Challenge 1: According to the review of Colbert's first Late Show, how many viewers watched his debut?

------------------------

Residents of the Colbert Nation took a trip last night, flocking over to NBC for the first Late Show with Stephen Colbert. Whether people were hoping to see the real Stephen – the smart, genial person we first met when Colbert was a Daily Show correspondent – or hoping for the return of Stephen Colbehr, political pundit, many viewers were probably left feeling half-satisfied, as Colbert is still unsure of who he is in this new format.
That’s to be expected, and no late-night show should be judged on its first day. It’s hard to even critique since there is great expectation Colbert will find his way to revive the spirit of The Late Show. Last night’s ratings were up 203 percent over the same date last year, when the show was hosted by David Letterman, and was the largest Tuesday audience for a Late Show since 1995. According to EW Colbert’s debut audience of 6.6 million viewers also trounced his late night peers, as expected for any new host. The Tonight Show brought in 2.9 million viewers last night while Jimmy Kimmel Live attracted 1.7 million. By contrast 11.3 million people watched Jimmy Fallon’s first episode of The Tonight Show, which got a boost as it followed that day’s broadcast of the 2014 Winter Olympics.

------------------------

Challenge 2: Reproduce the item position entries line for line, from their first line through the line containing "y-tick-label: 2.0 bbox=[30, 252, 64, 282]", with both of those lines included.

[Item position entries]
------------------------

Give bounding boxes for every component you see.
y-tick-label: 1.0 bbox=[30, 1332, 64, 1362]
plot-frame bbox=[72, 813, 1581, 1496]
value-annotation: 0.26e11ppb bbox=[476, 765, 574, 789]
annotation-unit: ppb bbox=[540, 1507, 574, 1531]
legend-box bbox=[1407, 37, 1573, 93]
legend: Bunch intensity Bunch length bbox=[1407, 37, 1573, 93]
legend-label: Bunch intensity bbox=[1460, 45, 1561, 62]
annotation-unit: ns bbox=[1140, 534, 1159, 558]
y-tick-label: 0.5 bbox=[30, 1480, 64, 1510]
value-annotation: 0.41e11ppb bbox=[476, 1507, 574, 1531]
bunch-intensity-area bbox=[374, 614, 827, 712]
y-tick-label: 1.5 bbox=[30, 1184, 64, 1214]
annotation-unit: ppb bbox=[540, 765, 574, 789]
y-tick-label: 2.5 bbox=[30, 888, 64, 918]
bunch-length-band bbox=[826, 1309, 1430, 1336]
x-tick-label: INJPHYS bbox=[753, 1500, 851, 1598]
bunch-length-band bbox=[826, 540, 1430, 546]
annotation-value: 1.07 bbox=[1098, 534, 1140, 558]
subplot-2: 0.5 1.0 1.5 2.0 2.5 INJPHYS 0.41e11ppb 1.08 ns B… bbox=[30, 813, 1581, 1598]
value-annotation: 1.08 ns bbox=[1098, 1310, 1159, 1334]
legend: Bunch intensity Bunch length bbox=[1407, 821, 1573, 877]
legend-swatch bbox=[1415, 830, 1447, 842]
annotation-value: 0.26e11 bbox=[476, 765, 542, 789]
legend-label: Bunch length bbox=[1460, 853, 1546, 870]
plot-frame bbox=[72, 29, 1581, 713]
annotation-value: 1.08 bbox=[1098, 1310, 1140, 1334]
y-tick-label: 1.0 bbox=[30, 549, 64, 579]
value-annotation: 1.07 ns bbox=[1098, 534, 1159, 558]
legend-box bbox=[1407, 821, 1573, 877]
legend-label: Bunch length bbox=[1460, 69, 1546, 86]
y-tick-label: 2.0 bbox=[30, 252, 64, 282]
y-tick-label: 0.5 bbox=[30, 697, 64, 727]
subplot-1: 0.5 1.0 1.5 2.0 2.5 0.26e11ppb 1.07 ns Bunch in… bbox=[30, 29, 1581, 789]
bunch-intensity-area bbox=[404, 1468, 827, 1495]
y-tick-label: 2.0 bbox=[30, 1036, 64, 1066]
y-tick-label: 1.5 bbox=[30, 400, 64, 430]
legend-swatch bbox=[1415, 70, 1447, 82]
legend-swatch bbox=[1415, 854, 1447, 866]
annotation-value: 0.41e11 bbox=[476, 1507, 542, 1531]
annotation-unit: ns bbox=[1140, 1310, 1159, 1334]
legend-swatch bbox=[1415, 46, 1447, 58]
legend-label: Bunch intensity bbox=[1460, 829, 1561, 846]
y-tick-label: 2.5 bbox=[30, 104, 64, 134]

------------------------

Task response 1: 6.6 million viewers

Task response 2:
Give bounding boxes for every component you see.
y-tick-label: 1.0 bbox=[30, 1332, 64, 1362]
plot-frame bbox=[72, 813, 1581, 1496]
value-annotation: 0.26e11ppb bbox=[476, 765, 574, 789]
annotation-unit: ppb bbox=[540, 1507, 574, 1531]
legend-box bbox=[1407, 37, 1573, 93]
legend: Bunch intensity Bunch length bbox=[1407, 37, 1573, 93]
legend-label: Bunch intensity bbox=[1460, 45, 1561, 62]
annotation-unit: ns bbox=[1140, 534, 1159, 558]
y-tick-label: 0.5 bbox=[30, 1480, 64, 1510]
value-annotation: 0.41e11ppb bbox=[476, 1507, 574, 1531]
bunch-intensity-area bbox=[374, 614, 827, 712]
y-tick-label: 1.5 bbox=[30, 1184, 64, 1214]
annotation-unit: ppb bbox=[540, 765, 574, 789]
y-tick-label: 2.5 bbox=[30, 888, 64, 918]
bunch-length-band bbox=[826, 1309, 1430, 1336]
x-tick-label: INJPHYS bbox=[753, 1500, 851, 1598]
bunch-length-band bbox=[826, 540, 1430, 546]
annotation-value: 1.07 bbox=[1098, 534, 1140, 558]
subplot-2: 0.5 1.0 1.5 2.0 2.5 INJPHYS 0.41e11ppb 1.08 ns B… bbox=[30, 813, 1581, 1598]
value-annotation: 1.08 ns bbox=[1098, 1310, 1159, 1334]
legend: Bunch intensity Bunch length bbox=[1407, 821, 1573, 877]
legend-swatch bbox=[1415, 830, 1447, 842]
annotation-value: 0.26e11 bbox=[476, 765, 542, 789]
legend-label: Bunch length bbox=[1460, 853, 1546, 870]
plot-frame bbox=[72, 29, 1581, 713]
annotation-value: 1.08 bbox=[1098, 1310, 1140, 1334]
y-tick-label: 1.0 bbox=[30, 549, 64, 579]
value-annotation: 1.07 ns bbox=[1098, 534, 1159, 558]
legend-box bbox=[1407, 821, 1573, 877]
legend-label: Bunch length bbox=[1460, 69, 1546, 86]
y-tick-label: 2.0 bbox=[30, 252, 64, 282]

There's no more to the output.